#### Data records ####
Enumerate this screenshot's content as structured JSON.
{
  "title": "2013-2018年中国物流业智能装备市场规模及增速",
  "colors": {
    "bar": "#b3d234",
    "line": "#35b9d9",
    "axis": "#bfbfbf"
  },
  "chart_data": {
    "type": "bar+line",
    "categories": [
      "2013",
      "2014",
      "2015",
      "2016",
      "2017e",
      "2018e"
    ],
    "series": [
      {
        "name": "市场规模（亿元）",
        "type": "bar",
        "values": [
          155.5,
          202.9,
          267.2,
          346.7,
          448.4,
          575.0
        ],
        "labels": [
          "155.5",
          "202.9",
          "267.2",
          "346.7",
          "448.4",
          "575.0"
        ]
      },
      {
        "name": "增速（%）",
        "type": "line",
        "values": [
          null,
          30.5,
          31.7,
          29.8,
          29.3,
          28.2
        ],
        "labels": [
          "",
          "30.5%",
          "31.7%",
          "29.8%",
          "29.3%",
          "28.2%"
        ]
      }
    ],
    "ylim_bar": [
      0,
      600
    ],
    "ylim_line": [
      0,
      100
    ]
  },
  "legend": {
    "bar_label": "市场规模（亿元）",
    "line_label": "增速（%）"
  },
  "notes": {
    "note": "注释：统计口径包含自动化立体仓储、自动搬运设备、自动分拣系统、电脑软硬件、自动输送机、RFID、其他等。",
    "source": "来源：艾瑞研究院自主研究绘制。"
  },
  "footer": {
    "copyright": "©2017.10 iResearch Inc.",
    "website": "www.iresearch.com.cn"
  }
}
####
→ Objective
Copy every line of the records word for word.

→ Written response
Enumerate this screenshot's content as structured JSON.
{
  "title": "2013-2018年中国物流业智能装备市场规模及增速",
  "colors": {
    "bar": "#b3d234",
    "line": "#35b9d9",
    "axis": "#bfbfbf"
  },
  "chart_data": {
    "type": "bar+line",
    "categories": [
      "2013",
      "2014",
      "2015",
      "2016",
      "2017e",
      "2018e"
    ],
    "series": [
      {
        "name": "市场规模（亿元）",
        "type": "bar",
        "values": [
          155.5,
          202.9,
          267.2,
          346.7,
          448.4,
          575.0
        ],
        "labels": [
          "155.5",
          "202.9",
          "267.2",
          "346.7",
          "448.4",
          "575.0"
        ]
      },
      {
        "name": "增速（%）",
        "type": "line",
        "values": [
          null,
          30.5,
          31.7,
          29.8,
          29.3,
          28.2
        ],
        "labels": [
          "",
          "30.5%",
          "31.7%",
          "29.8%",
          "29.3%",
          "28.2%"
        ]
      }
    ],
    "ylim_bar": [
      0,
      600
    ],
    "ylim_line": [
      0,
      100
    ]
  },
  "legend": {
    "bar_label": "市场规模（亿元）",
    "line_label": "增速（%）"
  },
  "notes": {
    "note": "注释：统计口径包含自动化立体仓储、自动搬运设备、自动分拣系统、电脑软硬件、自动输送机、RFID、其他等。",
    "source": "来源：艾瑞研究院自主研究绘制。"
  },
  "footer": {
    "copyright": "©2017.10 iResearch Inc.",
    "website": "www.iresearch.com.cn"
  }
}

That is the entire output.